[start]

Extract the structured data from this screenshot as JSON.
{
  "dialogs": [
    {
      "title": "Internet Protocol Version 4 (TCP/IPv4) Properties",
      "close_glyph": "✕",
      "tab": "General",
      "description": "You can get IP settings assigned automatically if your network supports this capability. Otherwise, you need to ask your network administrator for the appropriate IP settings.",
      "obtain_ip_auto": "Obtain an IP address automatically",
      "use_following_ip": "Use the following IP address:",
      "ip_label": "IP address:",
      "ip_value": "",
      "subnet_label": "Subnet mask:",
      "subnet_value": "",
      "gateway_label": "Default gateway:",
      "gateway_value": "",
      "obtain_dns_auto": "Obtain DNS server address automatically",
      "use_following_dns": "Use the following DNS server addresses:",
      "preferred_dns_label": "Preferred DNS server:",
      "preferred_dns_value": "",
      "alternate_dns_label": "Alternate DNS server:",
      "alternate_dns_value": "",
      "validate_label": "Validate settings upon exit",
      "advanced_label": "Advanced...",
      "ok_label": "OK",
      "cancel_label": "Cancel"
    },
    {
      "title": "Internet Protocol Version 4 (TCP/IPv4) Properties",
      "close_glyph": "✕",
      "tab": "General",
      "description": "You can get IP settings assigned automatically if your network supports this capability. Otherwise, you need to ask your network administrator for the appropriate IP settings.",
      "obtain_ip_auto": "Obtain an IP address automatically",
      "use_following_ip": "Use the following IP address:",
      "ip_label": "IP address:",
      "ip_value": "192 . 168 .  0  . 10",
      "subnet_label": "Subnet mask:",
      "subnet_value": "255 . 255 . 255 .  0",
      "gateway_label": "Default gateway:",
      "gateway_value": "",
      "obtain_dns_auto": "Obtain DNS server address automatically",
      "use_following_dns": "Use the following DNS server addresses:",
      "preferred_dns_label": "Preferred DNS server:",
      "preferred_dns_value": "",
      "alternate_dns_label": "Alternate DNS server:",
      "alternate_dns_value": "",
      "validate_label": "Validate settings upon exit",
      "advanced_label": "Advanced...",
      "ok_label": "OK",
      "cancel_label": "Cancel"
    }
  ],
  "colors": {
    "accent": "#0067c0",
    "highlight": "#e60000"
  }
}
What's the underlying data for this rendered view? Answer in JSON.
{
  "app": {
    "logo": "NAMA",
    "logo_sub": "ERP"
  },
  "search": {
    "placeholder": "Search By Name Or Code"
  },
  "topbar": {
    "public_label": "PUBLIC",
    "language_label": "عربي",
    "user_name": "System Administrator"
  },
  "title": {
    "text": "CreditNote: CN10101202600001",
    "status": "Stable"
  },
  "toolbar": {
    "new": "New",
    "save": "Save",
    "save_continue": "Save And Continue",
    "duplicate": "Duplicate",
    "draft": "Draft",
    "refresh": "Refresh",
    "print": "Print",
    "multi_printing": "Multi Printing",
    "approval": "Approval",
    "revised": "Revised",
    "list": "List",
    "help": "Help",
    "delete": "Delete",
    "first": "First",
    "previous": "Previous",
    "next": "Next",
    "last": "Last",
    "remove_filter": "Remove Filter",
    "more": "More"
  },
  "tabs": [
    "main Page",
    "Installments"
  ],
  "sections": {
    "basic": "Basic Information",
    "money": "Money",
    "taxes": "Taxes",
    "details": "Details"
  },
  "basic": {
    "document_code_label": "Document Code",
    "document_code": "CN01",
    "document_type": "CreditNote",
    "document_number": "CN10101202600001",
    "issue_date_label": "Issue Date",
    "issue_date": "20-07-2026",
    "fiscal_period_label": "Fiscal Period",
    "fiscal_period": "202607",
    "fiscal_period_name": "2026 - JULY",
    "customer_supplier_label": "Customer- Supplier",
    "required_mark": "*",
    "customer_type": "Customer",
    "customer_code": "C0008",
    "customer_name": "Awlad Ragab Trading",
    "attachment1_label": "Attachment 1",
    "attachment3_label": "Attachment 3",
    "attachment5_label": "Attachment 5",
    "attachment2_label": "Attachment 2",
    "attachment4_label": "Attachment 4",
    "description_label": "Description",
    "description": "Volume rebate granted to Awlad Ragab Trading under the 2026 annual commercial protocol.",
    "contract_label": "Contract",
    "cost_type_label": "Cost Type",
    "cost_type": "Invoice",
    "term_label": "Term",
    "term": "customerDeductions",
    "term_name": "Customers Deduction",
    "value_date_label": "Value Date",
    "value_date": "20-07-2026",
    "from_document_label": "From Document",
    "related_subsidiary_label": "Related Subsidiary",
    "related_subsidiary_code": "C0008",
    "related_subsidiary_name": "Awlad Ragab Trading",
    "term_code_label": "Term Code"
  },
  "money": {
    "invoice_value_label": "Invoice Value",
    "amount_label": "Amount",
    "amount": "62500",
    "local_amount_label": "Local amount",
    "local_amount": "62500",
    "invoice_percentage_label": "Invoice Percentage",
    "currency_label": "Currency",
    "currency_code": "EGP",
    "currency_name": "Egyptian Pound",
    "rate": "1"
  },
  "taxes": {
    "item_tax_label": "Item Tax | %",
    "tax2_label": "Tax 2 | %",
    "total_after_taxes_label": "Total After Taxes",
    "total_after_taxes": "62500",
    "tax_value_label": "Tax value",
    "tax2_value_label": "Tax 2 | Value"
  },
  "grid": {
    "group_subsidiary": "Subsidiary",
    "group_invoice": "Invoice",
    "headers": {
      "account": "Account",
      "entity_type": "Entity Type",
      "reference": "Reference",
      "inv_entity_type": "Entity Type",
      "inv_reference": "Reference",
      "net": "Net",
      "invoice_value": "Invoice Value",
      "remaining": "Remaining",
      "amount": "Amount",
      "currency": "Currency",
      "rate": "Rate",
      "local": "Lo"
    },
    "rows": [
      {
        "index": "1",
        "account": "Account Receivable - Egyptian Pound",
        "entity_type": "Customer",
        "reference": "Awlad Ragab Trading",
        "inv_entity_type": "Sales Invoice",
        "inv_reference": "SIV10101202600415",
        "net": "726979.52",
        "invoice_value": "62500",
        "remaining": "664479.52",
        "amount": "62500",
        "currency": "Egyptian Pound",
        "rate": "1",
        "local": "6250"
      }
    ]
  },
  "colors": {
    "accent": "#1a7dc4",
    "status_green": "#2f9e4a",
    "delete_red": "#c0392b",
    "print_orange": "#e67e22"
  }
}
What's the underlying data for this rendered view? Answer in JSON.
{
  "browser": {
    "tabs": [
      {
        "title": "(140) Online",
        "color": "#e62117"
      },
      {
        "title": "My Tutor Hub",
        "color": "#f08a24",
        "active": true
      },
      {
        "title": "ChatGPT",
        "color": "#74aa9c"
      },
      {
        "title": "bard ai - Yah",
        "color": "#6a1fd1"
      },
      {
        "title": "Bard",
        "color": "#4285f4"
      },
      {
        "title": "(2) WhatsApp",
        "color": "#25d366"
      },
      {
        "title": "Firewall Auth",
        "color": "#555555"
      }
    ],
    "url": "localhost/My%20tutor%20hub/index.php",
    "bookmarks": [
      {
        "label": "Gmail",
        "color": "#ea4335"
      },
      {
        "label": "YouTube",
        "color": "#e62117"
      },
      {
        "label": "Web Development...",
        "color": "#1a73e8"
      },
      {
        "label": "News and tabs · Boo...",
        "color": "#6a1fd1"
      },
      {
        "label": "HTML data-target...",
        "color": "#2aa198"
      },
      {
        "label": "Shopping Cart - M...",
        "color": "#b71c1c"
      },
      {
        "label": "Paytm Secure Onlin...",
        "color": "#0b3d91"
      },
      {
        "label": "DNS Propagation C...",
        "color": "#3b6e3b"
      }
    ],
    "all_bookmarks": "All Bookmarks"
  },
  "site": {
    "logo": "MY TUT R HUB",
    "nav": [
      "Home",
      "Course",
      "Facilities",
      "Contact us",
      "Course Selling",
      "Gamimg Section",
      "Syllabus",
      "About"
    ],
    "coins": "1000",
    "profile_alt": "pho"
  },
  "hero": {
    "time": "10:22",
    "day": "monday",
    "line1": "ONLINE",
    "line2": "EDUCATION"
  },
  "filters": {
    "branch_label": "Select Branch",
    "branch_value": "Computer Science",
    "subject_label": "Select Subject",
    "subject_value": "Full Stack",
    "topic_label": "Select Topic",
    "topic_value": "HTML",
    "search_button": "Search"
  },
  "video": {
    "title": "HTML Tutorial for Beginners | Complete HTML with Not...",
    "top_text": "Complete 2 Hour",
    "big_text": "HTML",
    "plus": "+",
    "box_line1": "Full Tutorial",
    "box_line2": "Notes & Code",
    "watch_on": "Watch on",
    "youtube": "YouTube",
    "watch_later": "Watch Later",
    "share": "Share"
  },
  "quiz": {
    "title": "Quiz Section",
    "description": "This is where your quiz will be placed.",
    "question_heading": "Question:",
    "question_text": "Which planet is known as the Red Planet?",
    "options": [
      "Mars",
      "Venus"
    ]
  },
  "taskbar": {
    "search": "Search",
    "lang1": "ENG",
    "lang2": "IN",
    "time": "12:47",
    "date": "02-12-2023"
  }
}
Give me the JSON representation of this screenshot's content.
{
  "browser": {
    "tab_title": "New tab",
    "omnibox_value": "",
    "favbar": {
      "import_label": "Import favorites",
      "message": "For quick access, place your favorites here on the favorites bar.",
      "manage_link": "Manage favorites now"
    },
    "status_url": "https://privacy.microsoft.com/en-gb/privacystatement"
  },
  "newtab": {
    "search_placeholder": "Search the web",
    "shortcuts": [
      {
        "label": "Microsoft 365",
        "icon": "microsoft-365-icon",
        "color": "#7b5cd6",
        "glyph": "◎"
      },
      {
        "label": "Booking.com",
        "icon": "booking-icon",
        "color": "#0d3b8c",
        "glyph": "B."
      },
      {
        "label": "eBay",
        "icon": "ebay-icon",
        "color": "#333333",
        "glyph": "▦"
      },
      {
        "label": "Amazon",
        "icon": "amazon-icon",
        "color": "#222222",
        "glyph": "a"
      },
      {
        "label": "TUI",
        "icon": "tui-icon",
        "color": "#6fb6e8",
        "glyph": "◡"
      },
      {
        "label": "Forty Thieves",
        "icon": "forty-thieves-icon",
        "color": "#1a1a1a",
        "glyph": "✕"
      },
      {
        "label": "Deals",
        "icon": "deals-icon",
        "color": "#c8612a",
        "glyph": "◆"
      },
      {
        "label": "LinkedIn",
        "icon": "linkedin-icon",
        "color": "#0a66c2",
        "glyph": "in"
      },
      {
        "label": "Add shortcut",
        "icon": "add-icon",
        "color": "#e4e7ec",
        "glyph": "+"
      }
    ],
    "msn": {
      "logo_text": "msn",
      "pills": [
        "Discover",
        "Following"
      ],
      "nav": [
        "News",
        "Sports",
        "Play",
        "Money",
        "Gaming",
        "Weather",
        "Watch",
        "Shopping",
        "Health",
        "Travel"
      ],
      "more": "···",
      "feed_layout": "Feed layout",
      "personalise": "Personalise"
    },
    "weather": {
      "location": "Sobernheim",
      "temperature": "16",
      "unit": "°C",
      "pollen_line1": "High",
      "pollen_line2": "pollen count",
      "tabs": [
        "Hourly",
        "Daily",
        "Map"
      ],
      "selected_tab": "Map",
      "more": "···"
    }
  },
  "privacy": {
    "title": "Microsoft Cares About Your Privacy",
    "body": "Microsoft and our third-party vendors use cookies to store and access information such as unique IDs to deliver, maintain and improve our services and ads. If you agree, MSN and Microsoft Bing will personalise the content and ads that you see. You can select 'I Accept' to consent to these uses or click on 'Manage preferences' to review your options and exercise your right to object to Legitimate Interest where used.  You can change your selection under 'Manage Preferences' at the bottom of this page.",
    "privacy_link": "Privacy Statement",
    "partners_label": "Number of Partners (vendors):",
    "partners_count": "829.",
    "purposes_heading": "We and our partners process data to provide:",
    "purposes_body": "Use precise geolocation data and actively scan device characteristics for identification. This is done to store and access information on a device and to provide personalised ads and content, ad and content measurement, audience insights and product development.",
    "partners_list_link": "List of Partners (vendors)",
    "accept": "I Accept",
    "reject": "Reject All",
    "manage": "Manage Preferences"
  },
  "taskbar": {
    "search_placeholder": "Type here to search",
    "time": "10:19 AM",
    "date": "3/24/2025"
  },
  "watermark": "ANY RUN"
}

[end]

**TASK PROMPT:** Find all the lines containing "List" in the material, then copy them.

**COMPLETED TASK:**
    "list": "List",
    "partners_list_link": "List of Partners (vendors)",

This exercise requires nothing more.